Records START

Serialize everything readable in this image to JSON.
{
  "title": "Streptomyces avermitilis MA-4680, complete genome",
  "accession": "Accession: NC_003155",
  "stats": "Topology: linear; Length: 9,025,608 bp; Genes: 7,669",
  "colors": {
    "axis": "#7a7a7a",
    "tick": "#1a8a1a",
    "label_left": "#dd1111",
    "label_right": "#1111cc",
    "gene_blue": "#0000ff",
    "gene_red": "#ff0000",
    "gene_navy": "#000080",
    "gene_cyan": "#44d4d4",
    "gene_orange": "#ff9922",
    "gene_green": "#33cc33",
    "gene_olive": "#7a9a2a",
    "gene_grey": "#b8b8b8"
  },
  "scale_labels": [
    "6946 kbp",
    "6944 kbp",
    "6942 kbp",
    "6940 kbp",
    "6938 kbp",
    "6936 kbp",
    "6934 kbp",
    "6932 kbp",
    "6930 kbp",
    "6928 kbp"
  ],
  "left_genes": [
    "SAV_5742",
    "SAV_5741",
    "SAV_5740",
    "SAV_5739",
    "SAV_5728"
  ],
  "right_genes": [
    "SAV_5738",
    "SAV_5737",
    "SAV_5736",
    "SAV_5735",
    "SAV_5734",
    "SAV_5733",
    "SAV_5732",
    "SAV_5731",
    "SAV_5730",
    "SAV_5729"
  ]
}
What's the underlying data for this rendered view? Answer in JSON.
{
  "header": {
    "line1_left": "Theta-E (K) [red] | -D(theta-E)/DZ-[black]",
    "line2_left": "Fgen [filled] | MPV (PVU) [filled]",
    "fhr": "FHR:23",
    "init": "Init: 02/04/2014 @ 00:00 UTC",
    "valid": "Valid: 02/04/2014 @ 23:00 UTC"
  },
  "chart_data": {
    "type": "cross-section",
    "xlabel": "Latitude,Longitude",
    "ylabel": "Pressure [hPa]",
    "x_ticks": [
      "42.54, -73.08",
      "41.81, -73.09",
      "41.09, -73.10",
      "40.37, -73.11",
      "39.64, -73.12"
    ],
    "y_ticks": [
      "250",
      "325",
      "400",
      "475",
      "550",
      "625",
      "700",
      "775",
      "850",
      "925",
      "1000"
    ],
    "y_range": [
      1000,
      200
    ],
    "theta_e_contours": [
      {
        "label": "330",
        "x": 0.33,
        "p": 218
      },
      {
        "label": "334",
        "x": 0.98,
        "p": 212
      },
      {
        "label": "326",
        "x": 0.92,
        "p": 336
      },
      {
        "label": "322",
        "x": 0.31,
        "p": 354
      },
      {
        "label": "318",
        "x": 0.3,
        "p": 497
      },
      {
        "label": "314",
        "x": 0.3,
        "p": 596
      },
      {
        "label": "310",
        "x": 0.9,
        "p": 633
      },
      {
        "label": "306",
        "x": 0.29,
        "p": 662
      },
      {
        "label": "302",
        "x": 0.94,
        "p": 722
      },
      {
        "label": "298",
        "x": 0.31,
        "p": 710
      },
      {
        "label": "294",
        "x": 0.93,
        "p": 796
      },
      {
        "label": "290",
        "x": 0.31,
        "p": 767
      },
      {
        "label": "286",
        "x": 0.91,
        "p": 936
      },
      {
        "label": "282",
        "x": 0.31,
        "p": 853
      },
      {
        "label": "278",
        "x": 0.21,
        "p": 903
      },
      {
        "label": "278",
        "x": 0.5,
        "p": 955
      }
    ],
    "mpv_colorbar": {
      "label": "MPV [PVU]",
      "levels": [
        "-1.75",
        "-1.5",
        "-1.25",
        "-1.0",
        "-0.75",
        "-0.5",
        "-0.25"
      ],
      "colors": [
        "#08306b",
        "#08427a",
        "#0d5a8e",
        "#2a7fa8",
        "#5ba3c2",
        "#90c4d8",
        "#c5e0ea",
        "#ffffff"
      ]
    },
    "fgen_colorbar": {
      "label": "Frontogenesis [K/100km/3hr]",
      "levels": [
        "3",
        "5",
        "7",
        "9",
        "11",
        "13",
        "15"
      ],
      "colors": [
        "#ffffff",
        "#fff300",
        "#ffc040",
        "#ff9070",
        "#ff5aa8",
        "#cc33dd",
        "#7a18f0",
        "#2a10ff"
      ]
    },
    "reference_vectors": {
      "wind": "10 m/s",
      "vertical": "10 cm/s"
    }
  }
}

Records END

Problem requirements ▸
Word for word, set down the complete listing once more.

Exercise response ▸
Serialize everything readable in this image to JSON.
{
  "title": "Streptomyces avermitilis MA-4680, complete genome",
  "accession": "Accession: NC_003155",
  "stats": "Topology: linear; Length: 9,025,608 bp; Genes: 7,669",
  "colors": {
    "axis": "#7a7a7a",
    "tick": "#1a8a1a",
    "label_left": "#dd1111",
    "label_right": "#1111cc",
    "gene_blue": "#0000ff",
    "gene_red": "#ff0000",
    "gene_navy": "#000080",
    "gene_cyan": "#44d4d4",
    "gene_orange": "#ff9922",
    "gene_green": "#33cc33",
    "gene_olive": "#7a9a2a",
    "gene_grey": "#b8b8b8"
  },
  "scale_labels": [
    "6946 kbp",
    "6944 kbp",
    "6942 kbp",
    "6940 kbp",
    "6938 kbp",
    "6936 kbp",
    "6934 kbp",
    "6932 kbp",
    "6930 kbp",
    "6928 kbp"
  ],
  "left_genes": [
    "SAV_5742",
    "SAV_5741",
    "SAV_5740",
    "SAV_5739",
    "SAV_5728"
  ],
  "right_genes": [
    "SAV_5738",
    "SAV_5737",
    "SAV_5736",
    "SAV_5735",
    "SAV_5734",
    "SAV_5733",
    "SAV_5732",
    "SAV_5731",
    "SAV_5730",
    "SAV_5729"
  ]
}
What's the underlying data for this rendered view? Answer in JSON.
{
  "header": {
    "line1_left": "Theta-E (K) [red] | -D(theta-E)/DZ-[black]",
    "line2_left": "Fgen [filled] | MPV (PVU) [filled]",
    "fhr": "FHR:23",
    "init": "Init: 02/04/2014 @ 00:00 UTC",
    "valid": "Valid: 02/04/2014 @ 23:00 UTC"
  },
  "chart_data": {
    "type": "cross-section",
    "xlabel": "Latitude,Longitude",
    "ylabel": "Pressure [hPa]",
    "x_ticks": [
      "42.54, -73.08",
      "41.81, -73.09",
      "41.09, -73.10",
      "40.37, -73.11",
      "39.64, -73.12"
    ],
    "y_ticks": [
      "250",
      "325",
      "400",
      "475",
      "550",
      "625",
      "700",
      "775",
      "850",
      "925",
      "1000"
    ],
    "y_range": [
      1000,
      200
    ],
    "theta_e_contours": [
      {
        "label": "330",
        "x": 0.33,
        "p": 218
      },
      {
        "label": "334",
        "x": 0.98,
        "p": 212
      },
      {
        "label": "326",
        "x": 0.92,
        "p": 336
      },
      {
        "label": "322",
        "x": 0.31,
        "p": 354
      },
      {
        "label": "318",
        "x": 0.3,
        "p": 497
      },
      {
        "label": "314",
        "x": 0.3,
        "p": 596
      },
      {
        "label": "310",
        "x": 0.9,
        "p": 633
      },
      {
        "label": "306",
        "x": 0.29,
        "p": 662
      },
      {
        "label": "302",
        "x": 0.94,
        "p": 722
      },
      {
        "label": "298",
        "x": 0.31,
        "p": 710
      },
      {
        "label": "294",
        "x": 0.93,
        "p": 796
      },
      {
        "label": "290",
        "x": 0.31,
        "p": 767
      },
      {
        "label": "286",
        "x": 0.91,
        "p": 936
      },
      {
        "label": "282",
        "x": 0.31,
        "p": 853
      },
      {
        "label": "278",
        "x": 0.21,
        "p": 903
      },
      {
        "label": "278",
        "x": 0.5,
        "p": 955
      }
    ],
    "mpv_colorbar": {
      "label": "MPV [PVU]",
      "levels": [
        "-1.75",
        "-1.5",
        "-1.25",
        "-1.0",
        "-0.75",
        "-0.5",
        "-0.25"
      ],
      "colors": [
        "#08306b",
        "#08427a",
        "#0d5a8e",
        "#2a7fa8",
        "#5ba3c2",
        "#90c4d8",
        "#c5e0ea",
        "#ffffff"
      ]
    },
    "fgen_colorbar": {
      "label": "Frontogenesis [K/100km/3hr]",
      "levels": [
        "3",
        "5",
        "7",
        "9",
        "11",
        "13",
        "15"
      ],
      "colors": [
        "#ffffff",
        "#fff300",
        "#ffc040",
        "#ff9070",
        "#ff5aa8",
        "#cc33dd",
        "#7a18f0",
        "#2a10ff"
      ]
    },
    "reference_vectors": {
      "wind": "10 m/s",
      "vertical": "10 cm/s"
    }
  }
}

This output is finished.